Given problem
Take the material and output all of it exactly.
--- Task input ---
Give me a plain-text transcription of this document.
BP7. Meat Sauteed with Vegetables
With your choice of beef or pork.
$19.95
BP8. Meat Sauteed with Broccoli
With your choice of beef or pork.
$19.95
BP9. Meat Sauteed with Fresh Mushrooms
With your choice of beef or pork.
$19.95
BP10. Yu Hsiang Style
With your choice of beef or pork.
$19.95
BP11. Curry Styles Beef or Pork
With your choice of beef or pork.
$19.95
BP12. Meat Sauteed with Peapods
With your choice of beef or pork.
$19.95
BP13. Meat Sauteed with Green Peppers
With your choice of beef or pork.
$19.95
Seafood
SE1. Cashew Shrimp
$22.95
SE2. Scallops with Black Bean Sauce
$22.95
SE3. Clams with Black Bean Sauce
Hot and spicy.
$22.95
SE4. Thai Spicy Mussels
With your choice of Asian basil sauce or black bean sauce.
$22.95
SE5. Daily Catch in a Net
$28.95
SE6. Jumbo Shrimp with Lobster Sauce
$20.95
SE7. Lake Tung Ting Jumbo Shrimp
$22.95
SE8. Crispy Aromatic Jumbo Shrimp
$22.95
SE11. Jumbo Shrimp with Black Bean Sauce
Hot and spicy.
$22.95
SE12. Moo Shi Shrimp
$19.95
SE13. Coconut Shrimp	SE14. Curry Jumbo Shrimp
---
Completed task
Give me a plain-text transcription of this document.
BP7. Meat Sauteed with Vegetables
With your choice of beef or pork.
$19.95
BP8. Meat Sauteed with Broccoli
With your choice of beef or pork.
$19.95
BP9. Meat Sauteed with Fresh Mushrooms
With your choice of beef or pork.
$19.95
BP10. Yu Hsiang Style
With your choice of beef or pork.
$19.95
BP11. Curry Styles Beef or Pork
With your choice of beef or pork.
$19.95
BP12. Meat Sauteed with Peapods
With your choice of beef or pork.
$19.95
BP13. Meat Sauteed with Green Peppers
With your choice of beef or pork.
$19.95
Seafood
SE1. Cashew Shrimp
$22.95
SE2. Scallops with Black Bean Sauce
$22.95
SE3. Clams with Black Bean Sauce
Hot and spicy.
$22.95
SE4. Thai Spicy Mussels
With your choice of Asian basil sauce or black bean sauce.
$22.95
SE5. Daily Catch in a Net
$28.95
SE6. Jumbo Shrimp with Lobster Sauce
$20.95
SE7. Lake Tung Ting Jumbo Shrimp
$22.95
SE8. Crispy Aromatic Jumbo Shrimp
$22.95
SE11. Jumbo Shrimp with Black Bean Sauce
Hot and spicy.
$22.95
SE12. Moo Shi Shrimp
$19.95
SE13. Coconut Shrimp	SE14. Curry Jumbo Shrimp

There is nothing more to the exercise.